• Aim of the exercise:
Copy out all the records, word for word.

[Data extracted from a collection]
════════════════════

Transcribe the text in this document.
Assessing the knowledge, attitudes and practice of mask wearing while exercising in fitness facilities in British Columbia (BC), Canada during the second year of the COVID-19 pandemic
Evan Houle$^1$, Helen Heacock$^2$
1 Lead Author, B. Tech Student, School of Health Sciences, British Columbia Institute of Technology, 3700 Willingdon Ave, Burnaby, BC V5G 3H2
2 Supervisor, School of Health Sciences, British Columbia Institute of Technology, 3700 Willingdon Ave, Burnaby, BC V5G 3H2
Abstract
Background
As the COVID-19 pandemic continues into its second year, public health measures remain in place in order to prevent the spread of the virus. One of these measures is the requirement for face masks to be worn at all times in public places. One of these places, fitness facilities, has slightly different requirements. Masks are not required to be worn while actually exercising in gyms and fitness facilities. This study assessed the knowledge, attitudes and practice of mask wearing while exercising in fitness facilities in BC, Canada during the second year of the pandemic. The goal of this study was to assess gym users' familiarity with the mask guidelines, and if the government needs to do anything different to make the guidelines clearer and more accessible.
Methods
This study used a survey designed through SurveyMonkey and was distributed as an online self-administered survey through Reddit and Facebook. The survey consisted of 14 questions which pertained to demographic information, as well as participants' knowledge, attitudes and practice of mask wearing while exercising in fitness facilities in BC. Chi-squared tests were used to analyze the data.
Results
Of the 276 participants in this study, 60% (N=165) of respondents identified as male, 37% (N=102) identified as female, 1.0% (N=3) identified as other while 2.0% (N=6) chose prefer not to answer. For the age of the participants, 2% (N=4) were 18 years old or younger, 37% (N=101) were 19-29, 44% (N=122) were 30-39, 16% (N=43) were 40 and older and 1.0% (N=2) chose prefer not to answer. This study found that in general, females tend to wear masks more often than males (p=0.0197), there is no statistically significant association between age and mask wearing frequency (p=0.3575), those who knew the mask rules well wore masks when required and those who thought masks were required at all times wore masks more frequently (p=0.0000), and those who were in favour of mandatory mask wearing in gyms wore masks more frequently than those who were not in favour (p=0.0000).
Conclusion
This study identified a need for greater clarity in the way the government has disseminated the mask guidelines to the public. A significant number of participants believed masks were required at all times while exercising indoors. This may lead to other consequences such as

════════════════════

• The answer:
Transcribe the text in this document.
Assessing the knowledge, attitudes and practice of mask wearing while exercising in fitness facilities in British Columbia (BC), Canada during the second year of the COVID-19 pandemic
Evan Houle$^1$, Helen Heacock$^2$
1 Lead Author, B. Tech Student, School of Health Sciences, British Columbia Institute of Technology, 3700 Willingdon Ave, Burnaby, BC V5G 3H2
2 Supervisor, School of Health Sciences, British Columbia Institute of Technology, 3700 Willingdon Ave, Burnaby, BC V5G 3H2
Abstract
Background
As the COVID-19 pandemic continues into its second year, public health measures remain in place in order to prevent the spread of the virus. One of these measures is the requirement for face masks to be worn at all times in public places. One of these places, fitness facilities, has slightly different requirements. Masks are not required to be worn while actually exercising in gyms and fitness facilities. This study assessed the knowledge, attitudes and practice of mask wearing while exercising in fitness facilities in BC, Canada during the second year of the pandemic. The goal of this study was to assess gym users' familiarity with the mask guidelines, and if the government needs to do anything different to make the guidelines clearer and more accessible.
Methods
This study used a survey designed through SurveyMonkey and was distributed as an online self-administered survey through Reddit and Facebook. The survey consisted of 14 questions which pertained to demographic information, as well as participants' knowledge, attitudes and practice of mask wearing while exercising in fitness facilities in BC. Chi-squared tests were used to analyze the data.
Results
Of the 276 participants in this study, 60% (N=165) of respondents identified as male, 37% (N=102) identified as female, 1.0% (N=3) identified as other while 2.0% (N=6) chose prefer not to answer. For the age of the participants, 2% (N=4) were 18 years old or younger, 37% (N=101) were 19-29, 44% (N=122) were 30-39, 16% (N=43) were 40 and older and 1.0% (N=2) chose prefer not to answer. This study found that in general, females tend to wear masks more often than males (p=0.0197), there is no statistically significant association between age and mask wearing frequency (p=0.3575), those who knew the mask rules well wore masks when required and those who thought masks were required at all times wore masks more frequently (p=0.0000), and those who were in favour of mandatory mask wearing in gyms wore masks more frequently than those who were not in favour (p=0.0000).
Conclusion
This study identified a need for greater clarity in the way the government has disseminated the mask guidelines to the public. A significant number of participants believed masks were required at all times while exercising indoors. This may lead to other consequences such as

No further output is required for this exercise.